» **REQUIRED TASK**
Reproduce the entries exactly.

+++ INFORMATION GIVEN

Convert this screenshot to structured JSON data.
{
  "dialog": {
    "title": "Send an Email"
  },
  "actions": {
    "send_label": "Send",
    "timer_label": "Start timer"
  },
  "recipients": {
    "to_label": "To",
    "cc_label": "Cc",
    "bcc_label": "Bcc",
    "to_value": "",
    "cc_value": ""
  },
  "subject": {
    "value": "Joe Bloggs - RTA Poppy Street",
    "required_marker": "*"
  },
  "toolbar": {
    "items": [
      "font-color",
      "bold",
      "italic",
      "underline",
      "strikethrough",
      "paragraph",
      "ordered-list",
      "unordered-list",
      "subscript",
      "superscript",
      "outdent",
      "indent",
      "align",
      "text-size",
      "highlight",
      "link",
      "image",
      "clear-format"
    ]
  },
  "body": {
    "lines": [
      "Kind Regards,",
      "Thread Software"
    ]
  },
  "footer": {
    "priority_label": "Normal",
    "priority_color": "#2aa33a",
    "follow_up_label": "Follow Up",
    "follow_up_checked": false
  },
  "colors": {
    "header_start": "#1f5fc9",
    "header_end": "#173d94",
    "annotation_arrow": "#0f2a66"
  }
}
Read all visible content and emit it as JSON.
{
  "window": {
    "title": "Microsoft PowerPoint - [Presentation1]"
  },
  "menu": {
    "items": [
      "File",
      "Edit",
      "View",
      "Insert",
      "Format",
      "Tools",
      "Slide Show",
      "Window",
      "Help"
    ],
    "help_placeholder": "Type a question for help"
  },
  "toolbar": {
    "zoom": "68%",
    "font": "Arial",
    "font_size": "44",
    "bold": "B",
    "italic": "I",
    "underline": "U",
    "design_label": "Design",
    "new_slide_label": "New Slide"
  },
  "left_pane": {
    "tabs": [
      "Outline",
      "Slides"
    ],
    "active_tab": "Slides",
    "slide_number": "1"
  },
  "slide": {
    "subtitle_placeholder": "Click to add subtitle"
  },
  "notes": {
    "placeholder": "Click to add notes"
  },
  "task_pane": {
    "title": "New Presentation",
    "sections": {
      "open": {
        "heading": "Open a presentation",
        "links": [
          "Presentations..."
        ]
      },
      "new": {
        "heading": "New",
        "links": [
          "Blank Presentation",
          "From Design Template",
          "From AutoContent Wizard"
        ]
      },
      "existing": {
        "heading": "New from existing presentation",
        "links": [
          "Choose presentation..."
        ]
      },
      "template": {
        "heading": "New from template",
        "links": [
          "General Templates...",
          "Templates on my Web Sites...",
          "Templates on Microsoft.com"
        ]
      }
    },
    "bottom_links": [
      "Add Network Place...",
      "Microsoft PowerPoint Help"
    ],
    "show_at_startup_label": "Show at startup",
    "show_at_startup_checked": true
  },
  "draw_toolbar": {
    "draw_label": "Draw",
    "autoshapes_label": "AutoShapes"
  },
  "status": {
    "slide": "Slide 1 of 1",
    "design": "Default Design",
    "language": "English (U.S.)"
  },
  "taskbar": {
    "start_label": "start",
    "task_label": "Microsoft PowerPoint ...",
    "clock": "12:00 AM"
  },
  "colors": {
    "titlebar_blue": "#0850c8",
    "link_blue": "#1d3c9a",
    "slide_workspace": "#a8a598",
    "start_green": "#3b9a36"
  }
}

++++++

» **RESPONSE TO THIS EXERCISE**
Convert this screenshot to structured JSON data.
{
  "dialog": {
    "title": "Send an Email"
  },
  "actions": {
    "send_label": "Send",
    "timer_label": "Start timer"
  },
  "recipients": {
    "to_label": "To",
    "cc_label": "Cc",
    "bcc_label": "Bcc",
    "to_value": "",
    "cc_value": ""
  },
  "subject": {
    "value": "Joe Bloggs - RTA Poppy Street",
    "required_marker": "*"
  },
  "toolbar": {
    "items": [
      "font-color",
      "bold",
      "italic",
      "underline",
      "strikethrough",
      "paragraph",
      "ordered-list",
      "unordered-list",
      "subscript",
      "superscript",
      "outdent",
      "indent",
      "align",
      "text-size",
      "highlight",
      "link",
      "image",
      "clear-format"
    ]
  },
  "body": {
    "lines": [
      "Kind Regards,",
      "Thread Software"
    ]
  },
  "footer": {
    "priority_label": "Normal",
    "priority_color": "#2aa33a",
    "follow_up_label": "Follow Up",
    "follow_up_checked": false
  },
  "colors": {
    "header_start": "#1f5fc9",
    "header_end": "#173d94",
    "annotation_arrow": "#0f2a66"
  }
}
Read all visible content and emit it as JSON.
{
  "window": {
    "title": "Microsoft PowerPoint - [Presentation1]"
  },
  "menu": {
    "items": [
      "File",
      "Edit",
      "View",
      "Insert",
      "Format",
      "Tools",
      "Slide Show",
      "Window",
      "Help"
    ],
    "help_placeholder": "Type a question for help"
  },
  "toolbar": {
    "zoom": "68%",
    "font": "Arial",
    "font_size": "44",
    "bold": "B",
    "italic": "I",
    "underline": "U",
    "design_label": "Design",
    "new_slide_label": "New Slide"
  },
  "left_pane": {
    "tabs": [
      "Outline",
      "Slides"
    ],
    "active_tab": "Slides",
    "slide_number": "1"
  },
  "slide": {
    "subtitle_placeholder": "Click to add subtitle"
  },
  "notes": {
    "placeholder": "Click to add notes"
  },
  "task_pane": {
    "title": "New Presentation",
    "sections": {
      "open": {
        "heading": "Open a presentation",
        "links": [
          "Presentations..."
        ]
      },
      "new": {
        "heading": "New",
        "links": [
          "Blank Presentation",
          "From Design Template",
          "From AutoContent Wizard"
        ]
      },
      "existing": {
        "heading": "New from existing presentation",
        "links": [
          "Choose presentation..."
        ]
      },
      "template": {
        "heading": "New from template",
        "links": [
          "General Templates...",
          "Templates on my Web Sites...",
          "Templates on Microsoft.com"
        ]
      }
    },
    "bottom_links": [
      "Add Network Place...",
      "Microsoft PowerPoint Help"
    ],
    "show_at_startup_label": "Show at startup",
    "show_at_startup_checked": true
  },
  "draw_toolbar": {
    "draw_label": "Draw",
    "autoshapes_label": "AutoShapes"
  },
  "status": {
    "slide": "Slide 1 of 1",
    "design": "Default Design",
    "language": "English (U.S.)"
  },
  "taskbar": {
    "start_label": "start",
    "task_label": "Microsoft PowerPoint ...",
    "clock": "12:00 AM"
  },
  "colors": {
    "titlebar_blue": "#0850c8",
    "link_blue": "#1d3c9a",
    "slide_workspace": "#a8a598",
    "start_green": "#3b9a36"
  }
}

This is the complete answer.